Task details. Check each line of the listing, and copy it if it contains the word "परवर".

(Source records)
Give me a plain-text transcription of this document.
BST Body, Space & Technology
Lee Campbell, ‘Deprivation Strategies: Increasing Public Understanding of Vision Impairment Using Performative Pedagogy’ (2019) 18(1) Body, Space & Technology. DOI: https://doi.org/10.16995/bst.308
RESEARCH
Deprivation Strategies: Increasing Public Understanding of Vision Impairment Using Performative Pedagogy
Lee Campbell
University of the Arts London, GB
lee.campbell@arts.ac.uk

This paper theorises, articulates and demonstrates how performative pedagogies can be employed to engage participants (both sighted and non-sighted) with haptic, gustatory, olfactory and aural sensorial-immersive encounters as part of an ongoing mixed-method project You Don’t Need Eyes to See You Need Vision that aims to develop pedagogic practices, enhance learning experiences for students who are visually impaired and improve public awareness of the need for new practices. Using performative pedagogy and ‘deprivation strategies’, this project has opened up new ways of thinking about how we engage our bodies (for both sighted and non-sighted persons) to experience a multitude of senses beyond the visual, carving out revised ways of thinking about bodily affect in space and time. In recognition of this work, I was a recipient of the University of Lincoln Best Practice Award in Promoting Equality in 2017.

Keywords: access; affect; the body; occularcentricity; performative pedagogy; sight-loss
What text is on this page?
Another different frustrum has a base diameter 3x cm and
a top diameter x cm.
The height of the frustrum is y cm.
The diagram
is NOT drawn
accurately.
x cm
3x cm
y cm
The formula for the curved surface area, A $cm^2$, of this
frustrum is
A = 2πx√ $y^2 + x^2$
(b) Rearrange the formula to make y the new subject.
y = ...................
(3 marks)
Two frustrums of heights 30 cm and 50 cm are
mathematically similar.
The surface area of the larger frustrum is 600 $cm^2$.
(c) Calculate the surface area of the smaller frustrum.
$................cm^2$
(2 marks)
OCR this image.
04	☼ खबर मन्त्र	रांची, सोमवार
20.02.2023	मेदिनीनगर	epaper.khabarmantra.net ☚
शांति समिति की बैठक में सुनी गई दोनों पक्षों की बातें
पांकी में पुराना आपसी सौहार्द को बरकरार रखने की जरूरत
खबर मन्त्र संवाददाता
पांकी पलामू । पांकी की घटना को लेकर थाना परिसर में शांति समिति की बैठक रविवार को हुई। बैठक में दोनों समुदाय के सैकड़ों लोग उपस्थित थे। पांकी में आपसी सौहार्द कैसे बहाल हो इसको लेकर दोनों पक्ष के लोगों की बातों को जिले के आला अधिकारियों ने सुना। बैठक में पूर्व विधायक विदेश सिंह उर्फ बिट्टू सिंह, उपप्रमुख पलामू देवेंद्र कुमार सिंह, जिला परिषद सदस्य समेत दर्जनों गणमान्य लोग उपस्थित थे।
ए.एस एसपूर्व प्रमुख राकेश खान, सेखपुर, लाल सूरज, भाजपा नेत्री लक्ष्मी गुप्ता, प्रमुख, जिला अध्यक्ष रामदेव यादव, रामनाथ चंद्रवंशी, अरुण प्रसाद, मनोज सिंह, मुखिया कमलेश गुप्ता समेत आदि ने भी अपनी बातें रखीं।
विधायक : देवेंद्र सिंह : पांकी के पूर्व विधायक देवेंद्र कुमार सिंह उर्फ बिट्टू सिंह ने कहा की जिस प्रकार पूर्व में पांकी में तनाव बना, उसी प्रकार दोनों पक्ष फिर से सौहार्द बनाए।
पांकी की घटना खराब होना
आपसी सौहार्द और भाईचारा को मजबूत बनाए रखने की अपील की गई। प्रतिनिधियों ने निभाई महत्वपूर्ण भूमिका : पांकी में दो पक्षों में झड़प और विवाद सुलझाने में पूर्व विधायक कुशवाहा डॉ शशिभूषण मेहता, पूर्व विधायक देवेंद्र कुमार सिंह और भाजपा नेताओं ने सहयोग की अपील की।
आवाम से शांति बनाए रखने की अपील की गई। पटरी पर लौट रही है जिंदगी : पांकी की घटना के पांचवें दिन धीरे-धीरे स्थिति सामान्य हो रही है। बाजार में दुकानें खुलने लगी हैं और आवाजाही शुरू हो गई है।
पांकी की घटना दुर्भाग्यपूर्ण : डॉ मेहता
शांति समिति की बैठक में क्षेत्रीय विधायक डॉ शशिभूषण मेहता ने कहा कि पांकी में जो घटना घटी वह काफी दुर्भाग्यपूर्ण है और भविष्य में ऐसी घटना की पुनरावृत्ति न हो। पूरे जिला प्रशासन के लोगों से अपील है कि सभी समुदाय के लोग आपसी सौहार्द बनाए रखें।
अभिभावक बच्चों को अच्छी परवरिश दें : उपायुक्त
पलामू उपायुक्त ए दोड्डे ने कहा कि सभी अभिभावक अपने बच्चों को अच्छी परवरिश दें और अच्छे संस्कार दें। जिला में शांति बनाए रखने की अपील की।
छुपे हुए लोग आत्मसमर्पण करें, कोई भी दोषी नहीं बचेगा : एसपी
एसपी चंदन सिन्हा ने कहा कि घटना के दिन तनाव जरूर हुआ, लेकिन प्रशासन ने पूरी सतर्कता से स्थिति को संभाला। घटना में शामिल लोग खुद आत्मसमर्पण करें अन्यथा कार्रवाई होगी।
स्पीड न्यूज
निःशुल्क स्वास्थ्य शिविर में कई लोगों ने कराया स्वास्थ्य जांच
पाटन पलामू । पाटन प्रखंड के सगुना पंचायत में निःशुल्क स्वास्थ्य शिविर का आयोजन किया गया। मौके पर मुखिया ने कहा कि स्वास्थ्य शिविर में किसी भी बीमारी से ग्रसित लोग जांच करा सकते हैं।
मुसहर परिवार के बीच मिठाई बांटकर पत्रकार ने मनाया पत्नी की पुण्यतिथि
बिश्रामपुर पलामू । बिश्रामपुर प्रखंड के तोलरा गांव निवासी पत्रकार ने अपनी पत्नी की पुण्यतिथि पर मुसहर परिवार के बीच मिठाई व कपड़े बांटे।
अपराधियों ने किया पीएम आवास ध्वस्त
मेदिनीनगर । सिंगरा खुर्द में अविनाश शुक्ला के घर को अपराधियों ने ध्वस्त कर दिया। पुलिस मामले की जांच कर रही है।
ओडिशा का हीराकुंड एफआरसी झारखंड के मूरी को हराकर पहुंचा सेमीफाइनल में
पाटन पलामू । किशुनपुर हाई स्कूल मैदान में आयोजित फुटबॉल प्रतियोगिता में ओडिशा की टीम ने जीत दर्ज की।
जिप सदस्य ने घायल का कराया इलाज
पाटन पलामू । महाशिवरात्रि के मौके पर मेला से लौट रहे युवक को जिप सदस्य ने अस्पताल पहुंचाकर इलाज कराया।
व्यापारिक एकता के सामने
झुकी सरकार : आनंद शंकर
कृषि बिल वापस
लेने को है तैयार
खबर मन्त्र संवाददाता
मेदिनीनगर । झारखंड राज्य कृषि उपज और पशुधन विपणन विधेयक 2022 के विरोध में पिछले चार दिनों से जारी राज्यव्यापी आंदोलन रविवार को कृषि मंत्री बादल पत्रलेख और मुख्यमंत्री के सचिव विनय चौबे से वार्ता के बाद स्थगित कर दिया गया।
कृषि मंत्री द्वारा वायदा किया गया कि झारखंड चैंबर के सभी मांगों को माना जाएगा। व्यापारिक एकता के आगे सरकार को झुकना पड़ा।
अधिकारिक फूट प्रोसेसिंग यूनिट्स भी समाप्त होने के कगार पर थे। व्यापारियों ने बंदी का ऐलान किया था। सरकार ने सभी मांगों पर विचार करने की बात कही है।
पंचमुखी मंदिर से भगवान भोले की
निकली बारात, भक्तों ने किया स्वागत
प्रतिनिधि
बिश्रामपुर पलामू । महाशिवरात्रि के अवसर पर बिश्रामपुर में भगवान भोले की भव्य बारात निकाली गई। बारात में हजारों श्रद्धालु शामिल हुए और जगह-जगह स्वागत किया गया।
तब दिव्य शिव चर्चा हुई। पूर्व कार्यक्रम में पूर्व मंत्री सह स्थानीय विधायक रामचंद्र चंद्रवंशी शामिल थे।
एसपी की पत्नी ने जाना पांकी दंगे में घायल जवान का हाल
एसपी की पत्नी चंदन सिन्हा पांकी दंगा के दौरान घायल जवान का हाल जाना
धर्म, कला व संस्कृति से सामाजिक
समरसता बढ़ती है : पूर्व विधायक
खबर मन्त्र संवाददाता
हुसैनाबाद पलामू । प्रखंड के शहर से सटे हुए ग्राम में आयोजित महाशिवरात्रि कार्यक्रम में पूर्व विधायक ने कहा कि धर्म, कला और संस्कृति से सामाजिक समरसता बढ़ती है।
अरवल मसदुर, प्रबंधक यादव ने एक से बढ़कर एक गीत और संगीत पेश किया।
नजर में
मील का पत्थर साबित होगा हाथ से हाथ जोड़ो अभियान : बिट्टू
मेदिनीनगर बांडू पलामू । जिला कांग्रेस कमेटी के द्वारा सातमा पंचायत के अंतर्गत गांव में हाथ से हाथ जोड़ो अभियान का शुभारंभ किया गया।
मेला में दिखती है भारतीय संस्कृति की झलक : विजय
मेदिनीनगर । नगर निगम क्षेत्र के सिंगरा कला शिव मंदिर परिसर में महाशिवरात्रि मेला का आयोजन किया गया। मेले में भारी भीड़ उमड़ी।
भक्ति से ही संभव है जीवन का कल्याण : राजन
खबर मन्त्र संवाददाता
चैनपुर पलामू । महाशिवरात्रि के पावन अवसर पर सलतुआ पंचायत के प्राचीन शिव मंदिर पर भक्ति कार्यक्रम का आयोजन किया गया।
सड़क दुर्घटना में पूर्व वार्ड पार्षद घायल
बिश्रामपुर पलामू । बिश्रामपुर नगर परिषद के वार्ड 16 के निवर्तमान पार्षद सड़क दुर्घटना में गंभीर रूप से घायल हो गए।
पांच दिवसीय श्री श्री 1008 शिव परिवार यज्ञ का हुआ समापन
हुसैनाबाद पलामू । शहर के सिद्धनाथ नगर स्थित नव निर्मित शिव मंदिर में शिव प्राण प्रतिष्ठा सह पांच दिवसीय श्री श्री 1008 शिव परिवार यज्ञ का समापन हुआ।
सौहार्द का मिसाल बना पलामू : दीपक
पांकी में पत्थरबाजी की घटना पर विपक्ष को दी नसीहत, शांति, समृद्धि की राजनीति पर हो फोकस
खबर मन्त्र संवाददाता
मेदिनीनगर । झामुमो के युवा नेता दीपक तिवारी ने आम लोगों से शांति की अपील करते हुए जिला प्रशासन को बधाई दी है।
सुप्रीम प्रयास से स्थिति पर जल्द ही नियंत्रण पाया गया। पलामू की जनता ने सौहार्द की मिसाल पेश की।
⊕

Finished task.
अभिभावक बच्चों को अच्छी परवरिश दें : उपायुक्त
पलामू उपायुक्त ए दोड्डे ने कहा कि सभी अभिभावक अपने बच्चों को अच्छी परवरिश दें और अच्छे संस्कार दें। जिला में शांति बनाए रखने की अपील की।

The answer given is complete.